§ Given task:
Images do not belong in the copy. Retype all the entries below exactly.

§ Data for this task:
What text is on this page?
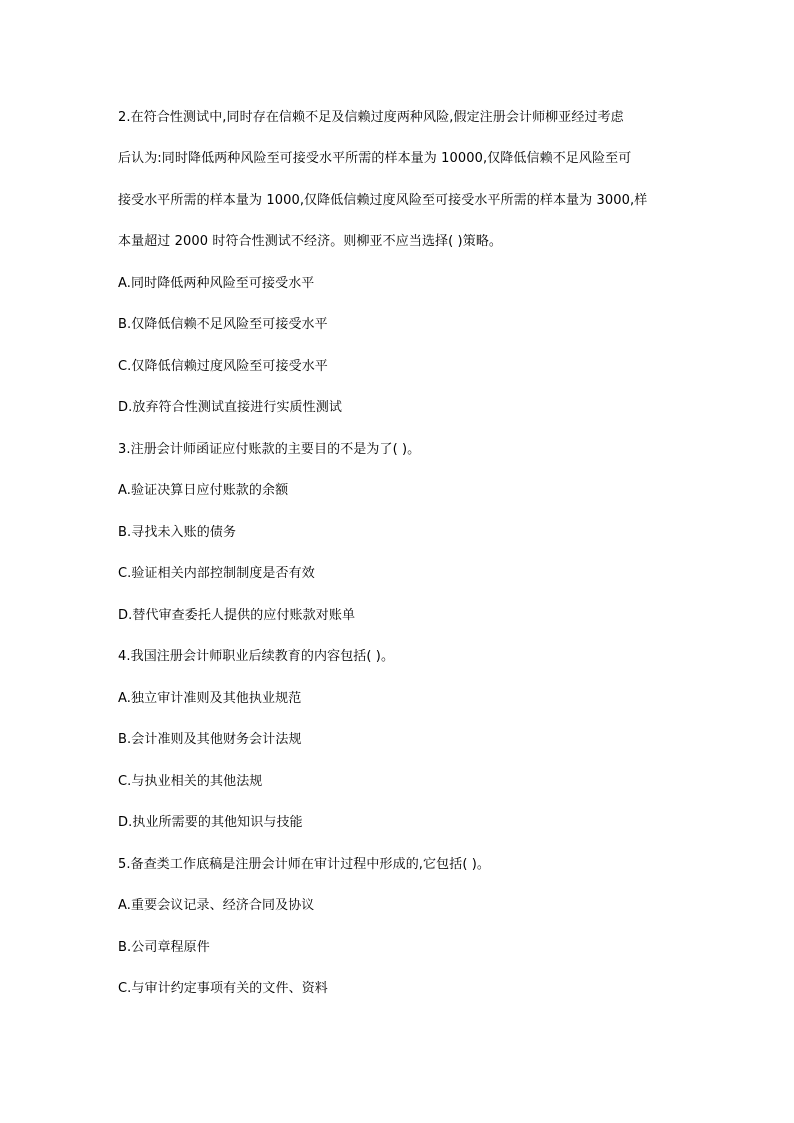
2.在符合性测试中,同时存在信赖不足及信赖过度两种风险,假定注册会计师柳亚经过考虑
后认为:同时降低两种风险至可接受水平所需的样本量为 10000,仅降低信赖不足风险至可
接受水平所需的样本量为 1000,仅降低信赖过度风险至可接受水平所需的样本量为 3000,样
本量超过 2000 时符合性测试不经济。则柳亚不应当选择( )策略。
A.同时降低两种风险至可接受水平
B.仅降低信赖不足风险至可接受水平
C.仅降低信赖过度风险至可接受水平
D.放弃符合性测试直接进行实质性测试
3.注册会计师函证应付账款的主要目的不是为了( )。
A.验证决算日应付账款的余额
B.寻找未入账的债务
C.验证相关内部控制制度是否有效
D.替代审查委托人提供的应付账款对账单
4.我国注册会计师职业后续教育的内容包括( )。
A.独立审计准则及其他执业规范
B.会计准则及其他财务会计法规
C.与执业相关的其他法规
D.执业所需要的其他知识与技能
5.备查类工作底稿是注册会计师在审计过程中形成的,它包括( )。
A.重要会议记录、经济合同及协议
B.公司章程原件
C.与审计约定事项有关的文件、资料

§ Result:
What text is on this page?
2.在符合性测试中,同时存在信赖不足及信赖过度两种风险,假定注册会计师柳亚经过考虑
后认为:同时降低两种风险至可接受水平所需的样本量为 10000,仅降低信赖不足风险至可
接受水平所需的样本量为 1000,仅降低信赖过度风险至可接受水平所需的样本量为 3000,样
本量超过 2000 时符合性测试不经济。则柳亚不应当选择( )策略。
A.同时降低两种风险至可接受水平
B.仅降低信赖不足风险至可接受水平
C.仅降低信赖过度风险至可接受水平
D.放弃符合性测试直接进行实质性测试
3.注册会计师函证应付账款的主要目的不是为了( )。
A.验证决算日应付账款的余额
B.寻找未入账的债务
C.验证相关内部控制制度是否有效
D.替代审查委托人提供的应付账款对账单
4.我国注册会计师职业后续教育的内容包括( )。
A.独立审计准则及其他执业规范
B.会计准则及其他财务会计法规
C.与执业相关的其他法规
D.执业所需要的其他知识与技能
5.备查类工作底稿是注册会计师在审计过程中形成的,它包括( )。
A.重要会议记录、经济合同及协议
B.公司章程原件
C.与审计约定事项有关的文件、资料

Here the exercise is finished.